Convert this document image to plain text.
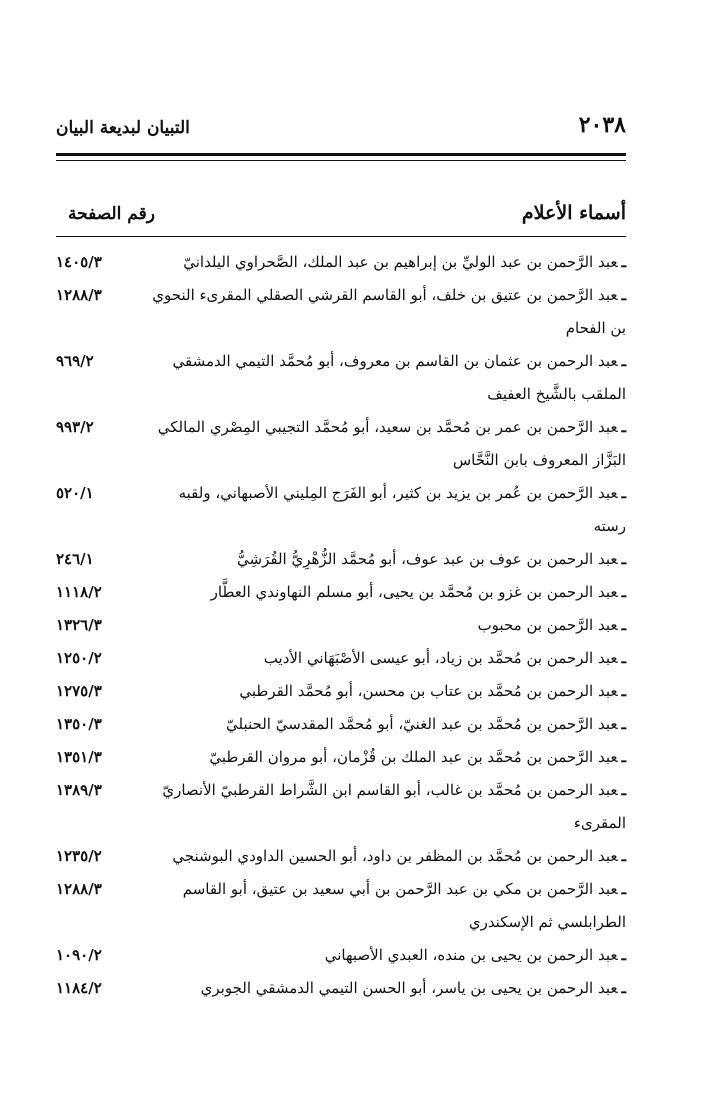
٢٠٣٨
التبيان لبديعة البيان
أسماء الأعلام
رقم الصفحة
ـعبد الرَّحمن بن عبد الوليِّ بن إبراهيم بن عبد الملك، الصَّحراوي اليلدانيّ
١٤٠٥/٣
ـعبد الرَّحمن بن عتيق بن خلف، أبو القاسم القرشي الصقلي المقرىء النحوي بن الفحام
١٢٨٨/٣
ـعبد الرحمن بن عثمان بن القاسم بن معروف، أبو مُحمَّد التيمي الدمشقي الملقب بالشَّيخ العفيف
٩٦٩/٢
ـعبد الرَّحمن بن عمر بن مُحمَّد بن سعيد، أبو مُحمَّد التجيبي المِصْري المالكي البَزَّاز المعروف بابن النَّحَّاس
٩٩٣/٢
ـعبد الرَّحمن بن عُمر بن يزيد بن كثير، أبو الفَرَج المِليني الأصبهاني، ولقبه رسته
٥٢٠/١
ـعبد الرحمن بن عوف بن عبد عوف، أبو مُحمَّد الزُّهْرِيُّ القُرَشِيُّ
٢٤٦/١
ـعبد الرحمن بن غزو بن مُحمَّد بن يحيى، أبو مسلم النهاوندي العطَّار
١١١٨/٢
ـعبد الرَّحمن بن محبوب
١٣٢٦/٣
ـعبد الرحمن بن مُحمَّد بن زياد، أبو عيسى الأصْبَهَاني الأديب
١٢٥٠/٢
ـعبد الرحمن بن مُحمَّد بن عتاب بن محسن، أبو مُحمَّد القرطبي
١٢٧٥/٣
ـعبد الرَّحمن بن مُحمَّد بن عبد الغنيّ، أبو مُحمَّد المقدسيّ الحنبليّ
١٣٥٠/٣
ـعبد الرَّحمن بن مُحمَّد بن عبد الملك بن قُزْمان، أبو مروان القرطبيّ
١٣٥١/٣
ـعبد الرحمن بن مُحمَّد بن غالب، أبو القاسم ابن الشَّراط القرطبيّ الأنصاريّ المقرىء
١٣٨٩/٣
ـعبد الرحمن بن مُحمَّد بن المظفر بن داود، أبو الحسين الداودي البوشنجي
١٢٣٥/٢
ـعبد الرَّحمن بن مكي بن عبد الرَّحمن بن أبي سعيد بن عتيق، أبو القاسم الطرابلسي ثم الإسكندري
١٢٨٨/٣
ـعبد الرحمن بن يحيى بن منده، العبدي الأصبهاني
١٠٩٠/٢
ـعبد الرحمن بن يحيى بن ياسر، أبو الحسن التيمي الدمشقي الجوبري
١١٨٤/٢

Problem to work on:
Omit all pictures while transcribing the entries verbatim.

Written response:
Convert this document image to plain text.
٢٠٣٨
التبيان لبديعة البيان
أسماء الأعلام
رقم الصفحة
ـعبد الرَّحمن بن عبد الوليِّ بن إبراهيم بن عبد الملك، الصَّحراوي اليلدانيّ
١٤٠٥/٣
ـعبد الرَّحمن بن عتيق بن خلف، أبو القاسم القرشي الصقلي المقرىء النحوي بن الفحام
١٢٨٨/٣
ـعبد الرحمن بن عثمان بن القاسم بن معروف، أبو مُحمَّد التيمي الدمشقي الملقب بالشَّيخ العفيف
٩٦٩/٢
ـعبد الرَّحمن بن عمر بن مُحمَّد بن سعيد، أبو مُحمَّد التجيبي المِصْري المالكي البَزَّاز المعروف بابن النَّحَّاس
٩٩٣/٢
ـعبد الرَّحمن بن عُمر بن يزيد بن كثير، أبو الفَرَج المِليني الأصبهاني، ولقبه رسته
٥٢٠/١
ـعبد الرحمن بن عوف بن عبد عوف، أبو مُحمَّد الزُّهْرِيُّ القُرَشِيُّ
٢٤٦/١
ـعبد الرحمن بن غزو بن مُحمَّد بن يحيى، أبو مسلم النهاوندي العطَّار
١١١٨/٢
ـعبد الرَّحمن بن محبوب
١٣٢٦/٣
ـعبد الرحمن بن مُحمَّد بن زياد، أبو عيسى الأصْبَهَاني الأديب
١٢٥٠/٢
ـعبد الرحمن بن مُحمَّد بن عتاب بن محسن، أبو مُحمَّد القرطبي
١٢٧٥/٣
ـعبد الرَّحمن بن مُحمَّد بن عبد الغنيّ، أبو مُحمَّد المقدسيّ الحنبليّ
١٣٥٠/٣
ـعبد الرَّحمن بن مُحمَّد بن عبد الملك بن قُزْمان، أبو مروان القرطبيّ
١٣٥١/٣
ـعبد الرحمن بن مُحمَّد بن غالب، أبو القاسم ابن الشَّراط القرطبيّ الأنصاريّ المقرىء
١٣٨٩/٣
ـعبد الرحمن بن مُحمَّد بن المظفر بن داود، أبو الحسين الداودي البوشنجي
١٢٣٥/٢
ـعبد الرَّحمن بن مكي بن عبد الرَّحمن بن أبي سعيد بن عتيق، أبو القاسم الطرابلسي ثم الإسكندري
١٢٨٨/٣
ـعبد الرحمن بن يحيى بن منده، العبدي الأصبهاني
١٠٩٠/٢
ـعبد الرحمن بن يحيى بن ياسر، أبو الحسن التيمي الدمشقي الجوبري
١١٨٤/٢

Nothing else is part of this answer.